**Goal**
Restate the data exactly as given and keep the pictures out.

**Data entries**
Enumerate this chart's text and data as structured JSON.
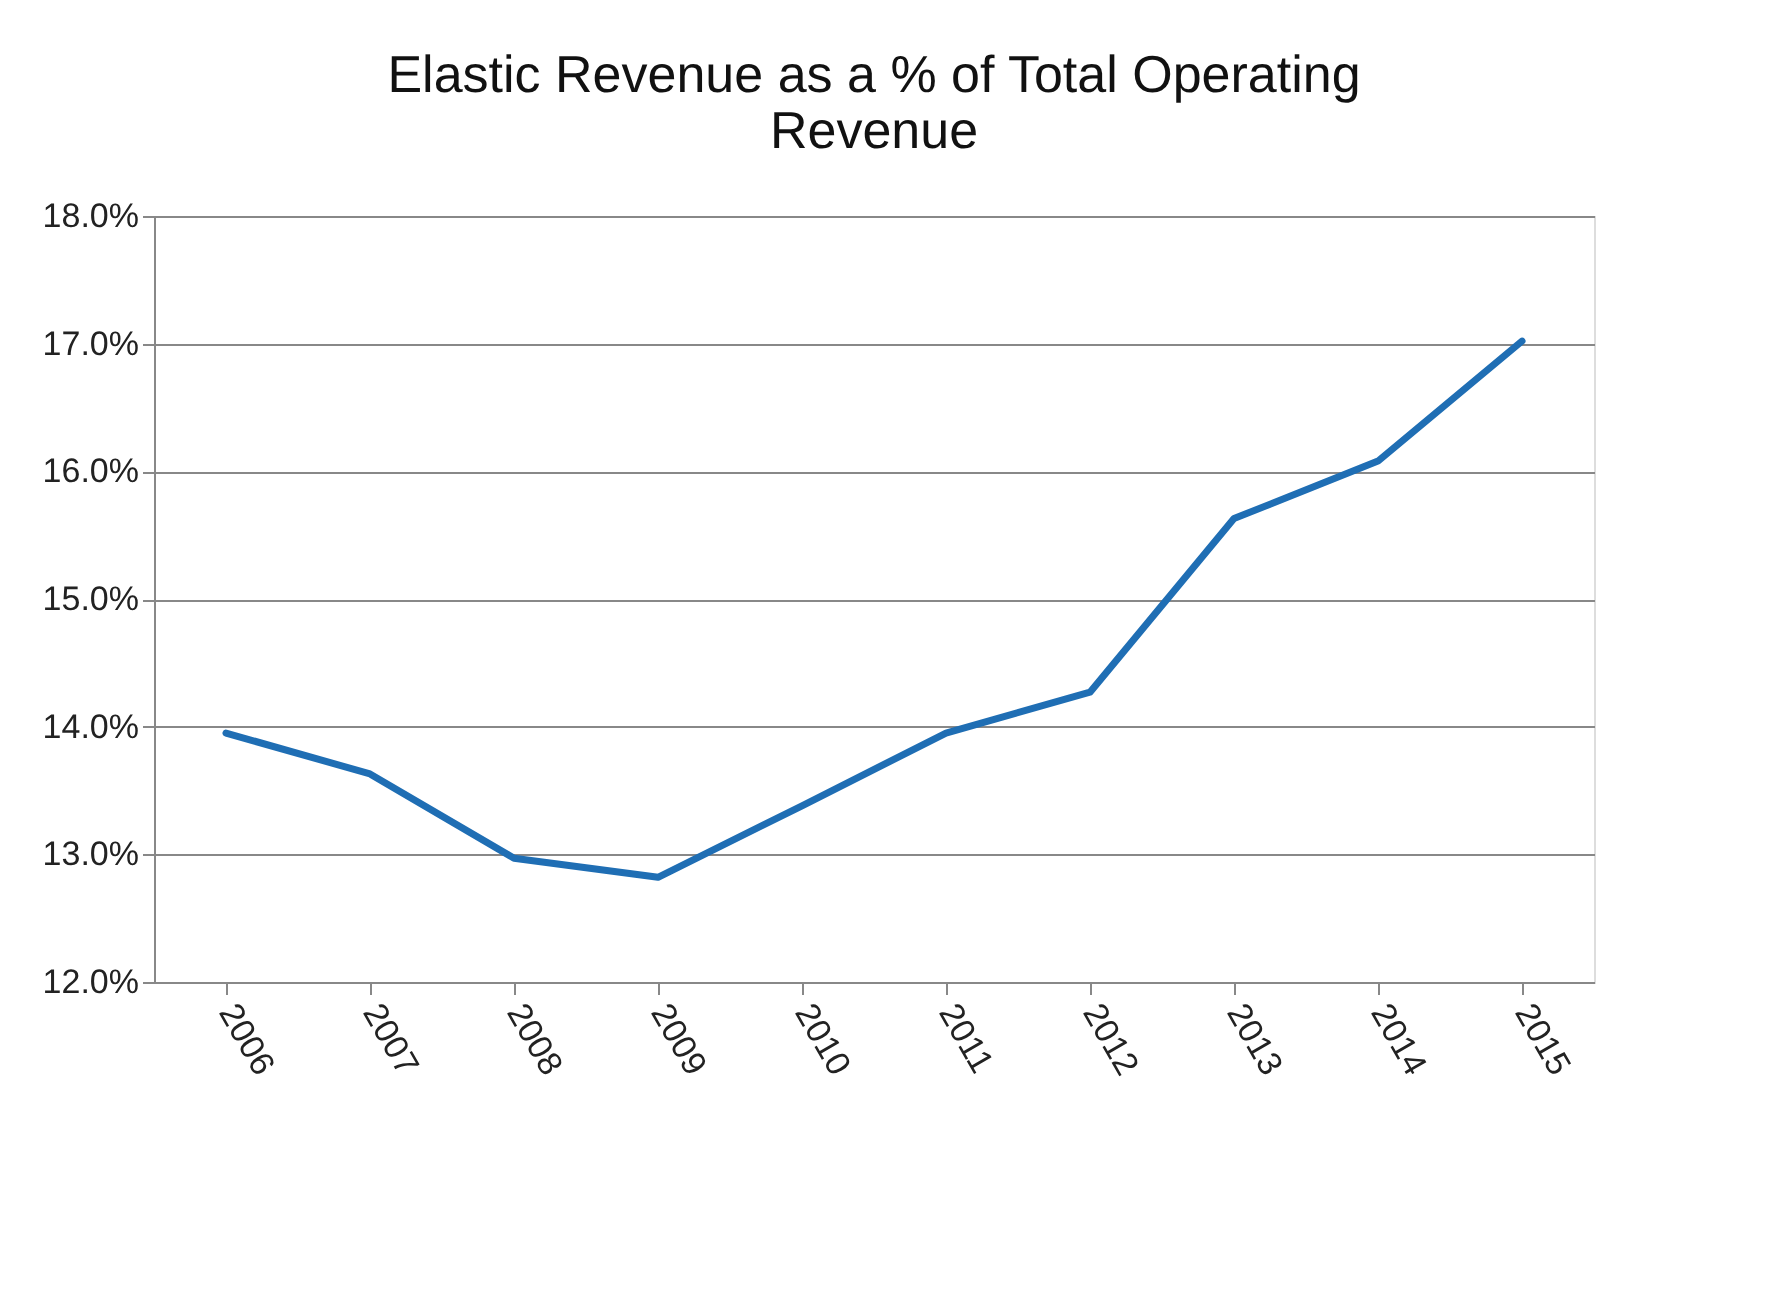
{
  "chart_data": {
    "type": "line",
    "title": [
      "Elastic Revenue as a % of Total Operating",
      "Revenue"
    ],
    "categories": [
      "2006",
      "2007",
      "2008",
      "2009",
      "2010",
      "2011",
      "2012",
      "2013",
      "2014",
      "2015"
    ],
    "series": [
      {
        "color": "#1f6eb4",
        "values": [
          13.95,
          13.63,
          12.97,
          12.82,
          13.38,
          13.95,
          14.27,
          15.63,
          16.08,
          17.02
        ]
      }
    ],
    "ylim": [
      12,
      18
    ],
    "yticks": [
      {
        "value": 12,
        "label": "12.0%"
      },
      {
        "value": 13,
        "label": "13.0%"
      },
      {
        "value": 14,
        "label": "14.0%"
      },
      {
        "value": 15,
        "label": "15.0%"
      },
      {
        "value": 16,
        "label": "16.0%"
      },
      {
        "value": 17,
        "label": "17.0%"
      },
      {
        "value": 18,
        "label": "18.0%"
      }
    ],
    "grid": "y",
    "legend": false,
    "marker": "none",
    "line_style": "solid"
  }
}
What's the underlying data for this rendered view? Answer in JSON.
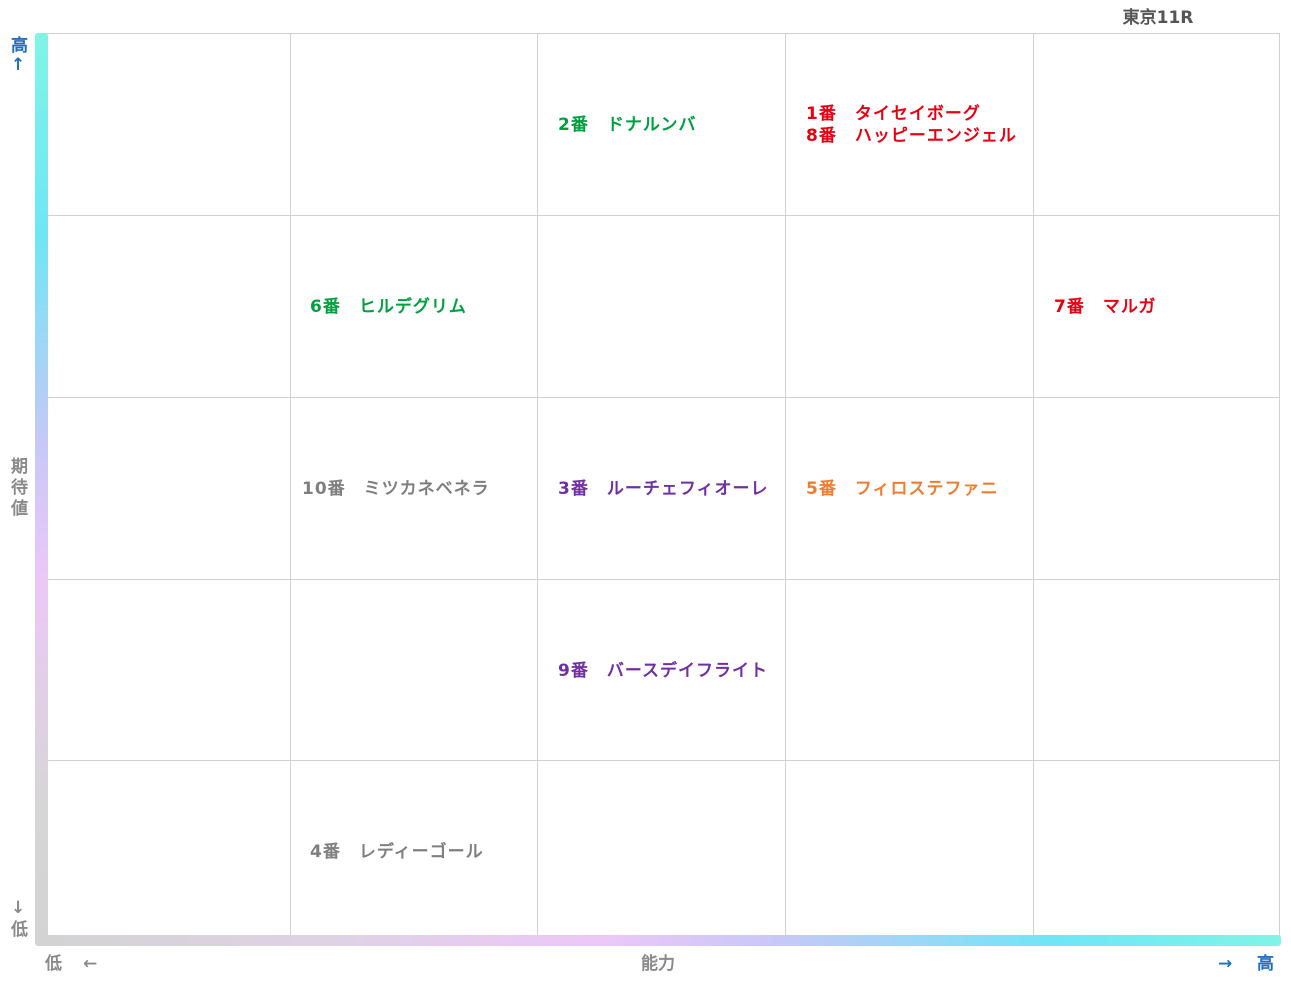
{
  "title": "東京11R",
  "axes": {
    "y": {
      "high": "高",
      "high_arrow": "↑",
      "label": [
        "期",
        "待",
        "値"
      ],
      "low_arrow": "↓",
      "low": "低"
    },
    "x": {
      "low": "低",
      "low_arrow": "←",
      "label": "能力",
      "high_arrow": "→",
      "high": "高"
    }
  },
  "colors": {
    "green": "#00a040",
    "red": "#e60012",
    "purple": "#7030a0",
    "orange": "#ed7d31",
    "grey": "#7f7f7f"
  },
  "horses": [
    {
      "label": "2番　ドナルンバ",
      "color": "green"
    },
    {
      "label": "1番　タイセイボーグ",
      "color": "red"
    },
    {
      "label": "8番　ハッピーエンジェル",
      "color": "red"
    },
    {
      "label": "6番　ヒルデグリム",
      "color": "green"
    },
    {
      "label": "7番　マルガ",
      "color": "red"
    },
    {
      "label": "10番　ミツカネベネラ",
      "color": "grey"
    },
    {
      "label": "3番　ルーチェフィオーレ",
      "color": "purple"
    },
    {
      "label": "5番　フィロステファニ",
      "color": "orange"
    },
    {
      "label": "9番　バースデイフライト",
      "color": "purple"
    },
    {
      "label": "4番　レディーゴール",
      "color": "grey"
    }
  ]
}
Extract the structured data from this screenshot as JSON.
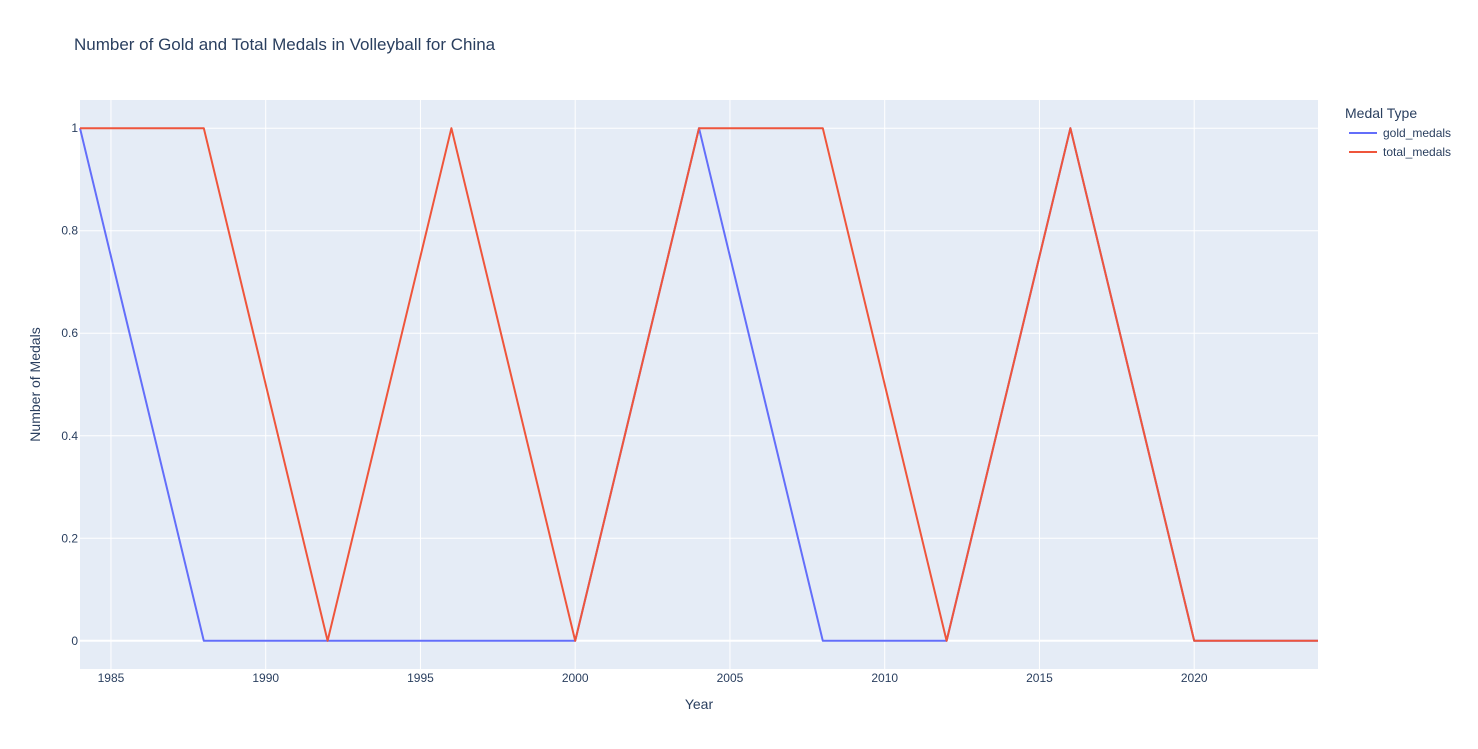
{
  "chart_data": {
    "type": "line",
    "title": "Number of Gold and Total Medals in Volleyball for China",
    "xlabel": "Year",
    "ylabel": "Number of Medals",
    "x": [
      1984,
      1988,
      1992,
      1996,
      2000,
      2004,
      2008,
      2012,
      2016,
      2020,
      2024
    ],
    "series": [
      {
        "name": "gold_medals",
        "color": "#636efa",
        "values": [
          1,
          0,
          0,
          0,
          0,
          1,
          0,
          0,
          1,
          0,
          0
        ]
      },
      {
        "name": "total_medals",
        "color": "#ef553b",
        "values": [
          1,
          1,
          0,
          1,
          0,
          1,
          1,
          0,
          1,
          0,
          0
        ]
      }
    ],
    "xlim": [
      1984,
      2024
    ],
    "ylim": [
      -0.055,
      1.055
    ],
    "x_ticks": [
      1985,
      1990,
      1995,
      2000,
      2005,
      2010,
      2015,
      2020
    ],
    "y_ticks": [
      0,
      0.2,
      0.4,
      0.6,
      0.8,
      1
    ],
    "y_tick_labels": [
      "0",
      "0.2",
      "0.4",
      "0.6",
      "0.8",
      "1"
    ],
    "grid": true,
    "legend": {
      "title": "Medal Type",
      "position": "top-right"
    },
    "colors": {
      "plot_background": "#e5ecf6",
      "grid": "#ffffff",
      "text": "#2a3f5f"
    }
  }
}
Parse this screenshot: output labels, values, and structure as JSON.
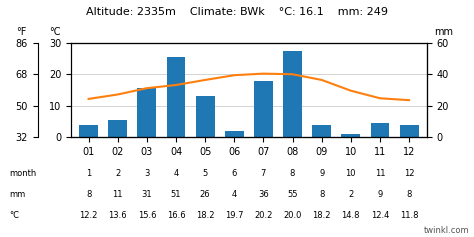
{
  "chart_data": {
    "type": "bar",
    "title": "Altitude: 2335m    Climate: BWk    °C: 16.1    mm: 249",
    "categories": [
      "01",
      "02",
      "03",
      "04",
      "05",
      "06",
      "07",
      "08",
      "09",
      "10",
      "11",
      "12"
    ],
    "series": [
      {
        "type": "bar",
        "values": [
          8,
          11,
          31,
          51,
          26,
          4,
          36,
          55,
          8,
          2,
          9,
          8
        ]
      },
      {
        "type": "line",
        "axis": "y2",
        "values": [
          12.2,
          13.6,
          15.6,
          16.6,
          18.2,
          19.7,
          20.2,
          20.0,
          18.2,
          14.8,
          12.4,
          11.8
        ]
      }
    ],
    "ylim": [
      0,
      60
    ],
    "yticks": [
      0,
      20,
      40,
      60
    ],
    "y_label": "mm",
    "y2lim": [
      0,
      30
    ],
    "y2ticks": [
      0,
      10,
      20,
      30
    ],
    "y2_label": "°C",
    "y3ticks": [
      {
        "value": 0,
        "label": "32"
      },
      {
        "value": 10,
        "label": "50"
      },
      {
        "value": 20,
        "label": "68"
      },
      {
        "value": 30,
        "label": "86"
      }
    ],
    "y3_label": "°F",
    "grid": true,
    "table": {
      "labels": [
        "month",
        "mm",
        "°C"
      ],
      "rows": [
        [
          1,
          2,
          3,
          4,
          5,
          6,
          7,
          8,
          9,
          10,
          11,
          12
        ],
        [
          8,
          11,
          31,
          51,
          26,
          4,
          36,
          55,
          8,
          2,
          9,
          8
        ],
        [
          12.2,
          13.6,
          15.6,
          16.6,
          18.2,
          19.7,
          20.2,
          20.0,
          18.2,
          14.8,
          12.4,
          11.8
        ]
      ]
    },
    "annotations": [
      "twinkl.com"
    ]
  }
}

**Answer for the task**
Enumerate this chart's text and data as structured JSON.
{
  "chart_data": {
    "type": "line",
    "title": [
      "Elastic Revenue as a % of Total Operating",
      "Revenue"
    ],
    "categories": [
      "2006",
      "2007",
      "2008",
      "2009",
      "2010",
      "2011",
      "2012",
      "2013",
      "2014",
      "2015"
    ],
    "series": [
      {
        "color": "#1f6eb4",
        "values": [
          13.95,
          13.63,
          12.97,
          12.82,
          13.38,
          13.95,
          14.27,
          15.63,
          16.08,
          17.02
        ]
      }
    ],
    "ylim": [
      12,
      18
    ],
    "yticks": [
      {
        "value": 12,
        "label": "12.0%"
      },
      {
        "value": 13,
        "label": "13.0%"
      },
      {
        "value": 14,
        "label": "14.0%"
      },
      {
        "value": 15,
        "label": "15.0%"
      },
      {
        "value": 16,
        "label": "16.0%"
      },
      {
        "value": 17,
        "label": "17.0%"
      },
      {
        "value": 18,
        "label": "18.0%"
      }
    ],
    "grid": "y",
    "legend": false,
    "marker": "none",
    "line_style": "solid"
  }
}
What's the underlying data for this rendered view? Answer in JSON.
{
  "title": "東京11R",
  "axes": {
    "y": {
      "high": "高",
      "high_arrow": "↑",
      "label": [
        "期",
        "待",
        "値"
      ],
      "low_arrow": "↓",
      "low": "低"
    },
    "x": {
      "low": "低",
      "low_arrow": "←",
      "label": "能力",
      "high_arrow": "→",
      "high": "高"
    }
  },
  "colors": {
    "green": "#00a040",
    "red": "#e60012",
    "purple": "#7030a0",
    "orange": "#ed7d31",
    "grey": "#7f7f7f"
  },
  "horses": [
    {
      "label": "2番　ドナルンバ",
      "color": "green"
    },
    {
      "label": "1番　タイセイボーグ",
      "color": "red"
    },
    {
      "label": "8番　ハッピーエンジェル",
      "color": "red"
    },
    {
      "label": "6番　ヒルデグリム",
      "color": "green"
    },
    {
      "label": "7番　マルガ",
      "color": "red"
    },
    {
      "label": "10番　ミツカネベネラ",
      "color": "grey"
    },
    {
      "label": "3番　ルーチェフィオーレ",
      "color": "purple"
    },
    {
      "label": "5番　フィロステファニ",
      "color": "orange"
    },
    {
      "label": "9番　バースデイフライト",
      "color": "purple"
    },
    {
      "label": "4番　レディーゴール",
      "color": "grey"
    }
  ]
}
Extract the structured data from this screenshot as JSON.
{
  "chart_data": {
    "type": "line",
    "title": "Number of Gold and Total Medals in Volleyball for China",
    "xlabel": "Year",
    "ylabel": "Number of Medals",
    "x": [
      1984,
      1988,
      1992,
      1996,
      2000,
      2004,
      2008,
      2012,
      2016,
      2020,
      2024
    ],
    "series": [
      {
        "name": "gold_medals",
        "color": "#636efa",
        "values": [
          1,
          0,
          0,
          0,
          0,
          1,
          0,
          0,
          1,
          0,
          0
        ]
      },
      {
        "name": "total_medals",
        "color": "#ef553b",
        "values": [
          1,
          1,
          0,
          1,
          0,
          1,
          1,
          0,
          1,
          0,
          0
        ]
      }
    ],
    "xlim": [
      1984,
      2024
    ],
    "ylim": [
      -0.055,
      1.055
    ],
    "x_ticks": [
      1985,
      1990,
      1995,
      2000,
      2005,
      2010,
      2015,
      2020
    ],
    "y_ticks": [
      0,
      0.2,
      0.4,
      0.6,
      0.8,
      1
    ],
    "y_tick_labels": [
      "0",
      "0.2",
      "0.4",
      "0.6",
      "0.8",
      "1"
    ],
    "grid": true,
    "legend": {
      "title": "Medal Type",
      "position": "top-right"
    },
    "colors": {
      "plot_background": "#e5ecf6",
      "grid": "#ffffff",
      "text": "#2a3f5f"
    }
  }
}
Parse this screenshot: output labels, values, and structure as JSON.
{
  "chart_data": {
    "type": "bar",
    "title": "Altitude: 2335m    Climate: BWk    °C: 16.1    mm: 249",
    "categories": [
      "01",
      "02",
      "03",
      "04",
      "05",
      "06",
      "07",
      "08",
      "09",
      "10",
      "11",
      "12"
    ],
    "series": [
      {
        "type": "bar",
        "values": [
          8,
          11,
          31,
          51,
          26,
          4,
          36,
          55,
          8,
          2,
          9,
          8
        ]
      },
      {
        "type": "line",
        "axis": "y2",
        "values": [
          12.2,
          13.6,
          15.6,
          16.6,
          18.2,
          19.7,
          20.2,
          20.0,
          18.2,
          14.8,
          12.4,
          11.8
        ]
      }
    ],
    "ylim": [
      0,
      60
    ],
    "yticks": [
      0,
      20,
      40,
      60
    ],
    "y_label": "mm",
    "y2lim": [
      0,
      30
    ],
    "y2ticks": [
      0,
      10,
      20,
      30
    ],
    "y2_label": "°C",
    "y3ticks": [
      {
        "value": 0,
        "label": "32"
      },
      {
        "value": 10,
        "label": "50"
      },
      {
        "value": 20,
        "label": "68"
      },
      {
        "value": 30,
        "label": "86"
      }
    ],
    "y3_label": "°F",
    "grid": true,
    "table": {
      "labels": [
        "month",
        "mm",
        "°C"
      ],
      "rows": [
        [
          1,
          2,
          3,
          4,
          5,
          6,
          7,
          8,
          9,
          10,
          11,
          12
        ],
        [
          8,
          11,
          31,
          51,
          26,
          4,
          36,
          55,
          8,
          2,
          9,
          8
        ],
        [
          12.2,
          13.6,
          15.6,
          16.6,
          18.2,
          19.7,
          20.2,
          20.0,
          18.2,
          14.8,
          12.4,
          11.8
        ]
      ]
    },
    "annotations": [
      "twinkl.com"
    ]
  }
}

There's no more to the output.